» **Text to read**
↓↓↓

It will be appreciated that the third threshold and the fourth threshold may be set according to actual needs, and the present application is not limited thereto.

The following describes the apparatus according to the embodiment of the present application.

Fig. 10 is a schematic diagram of a hardware structure of an electronic device according to an embodiment of the present application. The above-mentioned electronic device may be the electronic device 100 shown in fig. 10.

The electronic device 100 may include a processor 110, an external memory interface 120, an internal memory 121, a universal serial bus (Universal Serial Bus, USB) interface 130, a charge management module 140, a power management module 141, a battery 142, an antenna 1, an antenna 2, a mobile communication module 150, a wireless communication module 160, an audio module 170, a speaker 170A, a receiver 170B, a microphone 170C, an earphone interface 170D, a sensor module 180, keys 190, a motor 191, an indicator 192, a camera 193, a display 194, and a subscriber identity module (Subscriber Identification Module, SIM) card interface 195, etc. The sensor module 180 may include a pressure sensor 180A, a gyro sensor 180B, an air pressure sensor 180C, a magnetic sensor 180D, an acceleration sensor 180E, a distance sensor 180F, a proximity sensor 180G, a fingerprint sensor 180H, a temperature sensor 180J, a touch sensor 180K, an ambient light sensor 180L, a bone conduction sensor 180M, and the like.

It should be understood that the illustrated structure of the embodiment of the present application does not constitute a specific limitation on the electronic device 100. In other embodiments of the application, electronic device 100 may include more or fewer components than shown, or certain components may be combined, or certain components may be split, or different arrangements of components. The illustrated components may be implemented in hardware, software, or a combination of software and hardware.

Processor 110 may include one or more processing units. Wherein the different processing units may be separate devices or may be integrated in one or more processors.

A memory may also be provided in the processor 110 for storing instructions and data.

In some embodiments, the processor 110 may include one or more interfaces.

In some embodiments of the present application, the processor 110 may perform the power control method mentioned in this scheme.

The charge management module 140 is configured to receive a charge input from a charger.

The power management module 141 is used for connecting the battery 142, and the charge management module 140 and the processor 110.

The wireless communication function of the electronic device 100 may be implemented by the antenna 1, the antenna 2, the mobile communication module 150, the wireless communication module 160, a modem processor, a baseband processor, and the like.

The antennas 1 and 2 are used for transmitting and receiving electromagnetic wave signals. Each antenna in the electronic device 100 may be used to cover a single or multiple communication bands. Different antennas may also be multiplexed to improve the utilization of the antennas. For example: the antenna 1 may be multiplexed into a diversity antenna of a wireless local area network. In other embodiments, the antenna may be used in conjunction with a tuning switch.

The mobile communication module 150 may provide a solution for wireless communication including 2G/3G/4G/5G, etc., applied to the electronic device 100. The mobile communication module 150 may include at least one filter, switch, power amplifier, low noise amplifier (low noise amplifier, LNA), etc. The mobile communication module 150 may receive electromagnetic waves from the antenna 1, perform processes such as filtering, amplifying, and the like on the received electromagnetic waves, and transmit the processed electromagnetic waves to the modem processor for demodulation. The mobile communication module 150 can amplify the signal modulated by the modem processor, and convert the signal into electromagnetic waves through the antenna 1 to radiate. In some embodiments, at least some of the functional modules of the mobile communication module 150 may be disposed in the processor 110. In some embodiments, at least some of the functional modules of the mobile communication module 150 may be provided in the same device as at least some of the modules of the processor 110.

↑↑↑

[Layout element entries]

↓↓↓

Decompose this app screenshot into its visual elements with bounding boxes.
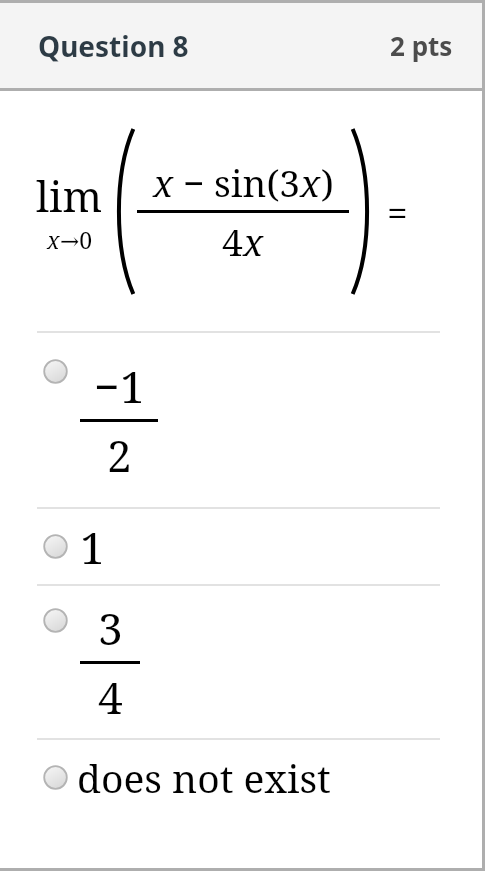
staticText: 3 bbox=[98, 598, 123, 658]
staticText: x bbox=[243, 216, 264, 266]
staticText: = bbox=[387, 186, 408, 236]
other: Select answer does not exist bbox=[43, 765, 68, 790]
button[interactable]: Select answer does not exist bbox=[0, 740, 485, 814]
staticText: ) bbox=[321, 157, 334, 207]
other: Select answer one bbox=[43, 534, 68, 559]
staticText: x bbox=[153, 157, 174, 207]
staticText: 1 bbox=[80, 517, 105, 577]
staticText: 2 bbox=[107, 425, 132, 485]
staticText: x bbox=[300, 157, 321, 207]
button[interactable]: Select answer one bbox=[0, 509, 485, 584]
staticText: x bbox=[47, 224, 60, 255]
staticText: →0 bbox=[60, 224, 93, 255]
button[interactable]: Select answer three quarters bbox=[0, 586, 485, 738]
staticText: 1 bbox=[120, 356, 145, 416]
button[interactable]: Question 8 bbox=[0, 3, 485, 88]
staticText: 4 bbox=[98, 667, 123, 727]
staticText: − bbox=[94, 356, 120, 416]
other: Select answer minus one half bbox=[43, 359, 68, 384]
button[interactable]: Select answer minus one half bbox=[0, 333, 485, 507]
staticText: Question 8 bbox=[38, 27, 189, 65]
staticText: sin(3 bbox=[214, 157, 300, 207]
other: Select answer three quarters bbox=[43, 608, 68, 633]
staticText: − bbox=[183, 157, 205, 207]
staticText: 2 pts bbox=[390, 28, 453, 63]
staticText: lim bbox=[36, 167, 103, 224]
staticText: 4 bbox=[222, 216, 243, 266]
staticText: does not exist bbox=[77, 751, 331, 804]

↑↑↑

» **Stated goal A**
In the electronic device passage, which sensor carries the reference 180J?
» **Stated goal B**
Extend the electronic device passage by a paragraph or two, picking up after its final sentence.
The rows are independent material and have no connection to the electronic device passage.

» **Written answer A**
The temperature sensor.

» **Written answer B**
The modem processor may include a modulator and a demodulator. The modulator is used for modulating the low-frequency baseband signal to be transmitted into a medium-high frequency signal. The demodulator is used for demodulating the received electromagnetic wave signal into a low-frequency baseband signal. The demodulator then transmits the demodulated low frequency baseband signal to the baseband processor for processing. The low frequency baseband signal is processed by the baseband processor and then transferred to the application processor. The application processor outputs sound signals through an audio device (not limited to the speaker 170A, the receiver 170B, etc.), or displays images or video through the display screen 194. In some embodiments, the modem processor may be a stand-alone device. In other embodiments, the modem processor may be provided in the same device as the mobile communication module 150 or other functional module, independent of the processor 110.

The wireless communication module 160 may provide solutions for wireless communication including wireless local area network (Wireless Local Area Networks, WLAN) (e.g., wireless fidelity (Wireless Fidelity, wi-Fi) network), bluetooth (BT), global navigation satellite system (Global Navigation Satellite System, GNSS), frequency modulation (Frequency Modulation, FM), near field wireless communication technology (Near Field Communication, NFC), infrared technology (IR), etc., as applied to the electronic device 100. The wireless communication module 160 may be one or more devices that integrate at least one communication processing module. The wireless communication module 160 receives electromagnetic waves via the antenna 2, modulates the electromagnetic wave signals, filters the electromagnetic wave signals, and transmits the processed signals to the processor 110. The wireless communication module 160 may also receive a signal to be transmitted from the processor 110, frequency modulate it, amplify it, and convert it to electromagnetic waves for radiation via the antenna 2.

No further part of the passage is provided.